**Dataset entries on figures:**
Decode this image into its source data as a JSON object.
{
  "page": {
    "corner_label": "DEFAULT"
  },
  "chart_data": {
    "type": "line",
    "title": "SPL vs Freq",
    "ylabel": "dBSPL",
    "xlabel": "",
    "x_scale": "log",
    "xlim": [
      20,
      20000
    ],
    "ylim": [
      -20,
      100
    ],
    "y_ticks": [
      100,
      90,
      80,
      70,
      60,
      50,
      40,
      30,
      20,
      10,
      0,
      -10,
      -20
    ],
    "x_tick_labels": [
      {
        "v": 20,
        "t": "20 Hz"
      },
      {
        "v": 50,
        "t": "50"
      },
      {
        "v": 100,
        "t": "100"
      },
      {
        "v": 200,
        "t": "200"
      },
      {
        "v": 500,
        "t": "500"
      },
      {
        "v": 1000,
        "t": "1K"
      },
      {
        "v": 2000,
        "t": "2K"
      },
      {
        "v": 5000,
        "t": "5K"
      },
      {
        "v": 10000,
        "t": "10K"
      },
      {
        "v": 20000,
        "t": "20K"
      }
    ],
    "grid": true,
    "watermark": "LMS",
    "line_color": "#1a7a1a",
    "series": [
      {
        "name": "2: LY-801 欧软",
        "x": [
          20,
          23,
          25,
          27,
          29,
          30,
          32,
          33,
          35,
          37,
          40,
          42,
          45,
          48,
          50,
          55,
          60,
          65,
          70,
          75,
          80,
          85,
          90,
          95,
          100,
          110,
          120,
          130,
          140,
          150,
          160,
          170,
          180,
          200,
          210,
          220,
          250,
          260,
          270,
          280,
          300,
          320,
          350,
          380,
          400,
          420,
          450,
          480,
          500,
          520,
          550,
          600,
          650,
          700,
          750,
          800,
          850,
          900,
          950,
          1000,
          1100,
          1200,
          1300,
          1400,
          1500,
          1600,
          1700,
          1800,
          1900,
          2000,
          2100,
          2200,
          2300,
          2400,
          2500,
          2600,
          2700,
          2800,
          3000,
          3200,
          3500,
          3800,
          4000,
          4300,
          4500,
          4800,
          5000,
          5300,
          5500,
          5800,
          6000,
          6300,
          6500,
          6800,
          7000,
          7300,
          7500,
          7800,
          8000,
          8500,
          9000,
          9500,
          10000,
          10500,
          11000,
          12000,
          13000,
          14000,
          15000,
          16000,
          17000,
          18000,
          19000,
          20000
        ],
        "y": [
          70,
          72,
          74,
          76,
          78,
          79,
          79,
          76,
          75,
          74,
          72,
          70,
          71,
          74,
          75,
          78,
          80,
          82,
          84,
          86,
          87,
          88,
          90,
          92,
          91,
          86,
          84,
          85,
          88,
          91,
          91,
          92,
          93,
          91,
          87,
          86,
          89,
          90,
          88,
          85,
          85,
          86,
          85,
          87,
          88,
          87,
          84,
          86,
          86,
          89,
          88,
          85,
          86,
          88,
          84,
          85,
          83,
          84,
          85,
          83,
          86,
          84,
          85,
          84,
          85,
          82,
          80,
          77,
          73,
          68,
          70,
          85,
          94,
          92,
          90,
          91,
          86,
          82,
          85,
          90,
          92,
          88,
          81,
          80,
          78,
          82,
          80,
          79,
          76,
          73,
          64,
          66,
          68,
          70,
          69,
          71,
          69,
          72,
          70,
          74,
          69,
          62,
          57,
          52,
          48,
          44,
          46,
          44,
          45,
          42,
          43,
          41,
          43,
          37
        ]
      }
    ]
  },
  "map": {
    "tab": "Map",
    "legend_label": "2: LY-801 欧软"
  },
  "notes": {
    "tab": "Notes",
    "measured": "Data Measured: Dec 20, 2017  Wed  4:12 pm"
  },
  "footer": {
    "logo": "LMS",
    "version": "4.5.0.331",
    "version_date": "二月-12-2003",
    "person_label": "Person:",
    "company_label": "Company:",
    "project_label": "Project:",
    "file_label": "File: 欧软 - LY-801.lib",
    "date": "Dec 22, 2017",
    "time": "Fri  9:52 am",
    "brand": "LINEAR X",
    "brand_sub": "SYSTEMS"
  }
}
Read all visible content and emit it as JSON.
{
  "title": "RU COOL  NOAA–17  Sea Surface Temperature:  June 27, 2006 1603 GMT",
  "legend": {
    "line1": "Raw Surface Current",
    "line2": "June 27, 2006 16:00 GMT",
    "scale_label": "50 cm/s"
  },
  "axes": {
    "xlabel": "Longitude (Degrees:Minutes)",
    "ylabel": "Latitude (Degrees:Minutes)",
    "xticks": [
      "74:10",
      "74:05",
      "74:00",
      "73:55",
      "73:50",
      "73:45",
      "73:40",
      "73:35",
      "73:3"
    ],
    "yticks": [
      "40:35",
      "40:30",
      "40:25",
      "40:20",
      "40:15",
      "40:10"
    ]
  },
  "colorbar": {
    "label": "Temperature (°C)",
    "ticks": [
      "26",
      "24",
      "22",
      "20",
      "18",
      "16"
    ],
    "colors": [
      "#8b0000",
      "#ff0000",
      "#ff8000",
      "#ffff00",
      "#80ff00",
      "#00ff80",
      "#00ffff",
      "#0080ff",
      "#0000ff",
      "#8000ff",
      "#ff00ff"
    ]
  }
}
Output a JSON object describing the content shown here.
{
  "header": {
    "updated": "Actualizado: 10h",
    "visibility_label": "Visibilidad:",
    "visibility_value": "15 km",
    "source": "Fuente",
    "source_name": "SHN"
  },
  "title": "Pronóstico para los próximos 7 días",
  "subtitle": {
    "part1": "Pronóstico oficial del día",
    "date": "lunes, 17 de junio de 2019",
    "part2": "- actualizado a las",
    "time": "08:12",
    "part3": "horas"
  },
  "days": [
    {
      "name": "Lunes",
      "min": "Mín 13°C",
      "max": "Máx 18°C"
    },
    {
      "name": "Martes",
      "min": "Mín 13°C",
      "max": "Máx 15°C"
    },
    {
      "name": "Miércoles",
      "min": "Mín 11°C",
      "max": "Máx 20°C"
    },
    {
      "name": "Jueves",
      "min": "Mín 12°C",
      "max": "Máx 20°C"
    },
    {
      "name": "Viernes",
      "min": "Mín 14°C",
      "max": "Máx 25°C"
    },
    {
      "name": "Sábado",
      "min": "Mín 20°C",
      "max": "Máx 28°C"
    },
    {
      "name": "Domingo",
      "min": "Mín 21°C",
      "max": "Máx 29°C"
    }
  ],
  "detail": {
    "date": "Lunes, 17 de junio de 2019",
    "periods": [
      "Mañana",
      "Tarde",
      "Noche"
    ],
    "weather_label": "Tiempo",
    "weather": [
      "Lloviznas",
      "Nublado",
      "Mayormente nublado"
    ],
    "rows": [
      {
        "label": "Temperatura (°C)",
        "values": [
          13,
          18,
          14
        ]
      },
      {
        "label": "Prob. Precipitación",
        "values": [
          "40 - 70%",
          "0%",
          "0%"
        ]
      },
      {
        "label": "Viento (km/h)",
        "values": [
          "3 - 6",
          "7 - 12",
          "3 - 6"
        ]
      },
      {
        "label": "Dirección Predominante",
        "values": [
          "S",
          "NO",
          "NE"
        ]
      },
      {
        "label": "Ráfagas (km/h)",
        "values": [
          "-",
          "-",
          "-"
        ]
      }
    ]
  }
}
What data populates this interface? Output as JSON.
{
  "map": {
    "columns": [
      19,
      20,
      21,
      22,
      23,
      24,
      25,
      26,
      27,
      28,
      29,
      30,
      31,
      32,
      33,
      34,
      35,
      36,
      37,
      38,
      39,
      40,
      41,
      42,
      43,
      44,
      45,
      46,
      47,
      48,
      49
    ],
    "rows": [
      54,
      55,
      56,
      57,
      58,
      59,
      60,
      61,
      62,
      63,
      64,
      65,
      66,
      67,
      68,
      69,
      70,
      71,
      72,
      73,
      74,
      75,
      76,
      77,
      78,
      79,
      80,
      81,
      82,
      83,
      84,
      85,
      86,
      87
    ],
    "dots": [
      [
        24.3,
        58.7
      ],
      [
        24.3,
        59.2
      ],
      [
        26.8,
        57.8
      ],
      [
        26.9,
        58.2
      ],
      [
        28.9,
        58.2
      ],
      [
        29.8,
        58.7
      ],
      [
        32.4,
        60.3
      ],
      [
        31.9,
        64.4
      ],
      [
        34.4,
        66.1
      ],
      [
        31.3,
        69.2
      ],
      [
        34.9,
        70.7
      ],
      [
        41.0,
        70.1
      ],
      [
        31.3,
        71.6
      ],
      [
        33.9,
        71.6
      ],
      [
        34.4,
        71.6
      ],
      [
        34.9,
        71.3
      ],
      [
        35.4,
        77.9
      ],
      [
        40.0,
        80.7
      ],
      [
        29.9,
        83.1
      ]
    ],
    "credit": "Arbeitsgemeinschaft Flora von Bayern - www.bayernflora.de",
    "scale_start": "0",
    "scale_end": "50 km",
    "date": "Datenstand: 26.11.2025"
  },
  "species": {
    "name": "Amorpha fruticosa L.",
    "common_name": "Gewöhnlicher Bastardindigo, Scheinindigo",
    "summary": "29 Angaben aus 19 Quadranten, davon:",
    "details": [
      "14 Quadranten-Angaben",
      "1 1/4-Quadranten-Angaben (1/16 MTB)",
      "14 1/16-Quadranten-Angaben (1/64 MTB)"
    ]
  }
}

**PROMPT:** Examine the listing and say how many of its lines contain the string "Temperature". Give the number alone.

**EXERCISE SOLUTION:** 2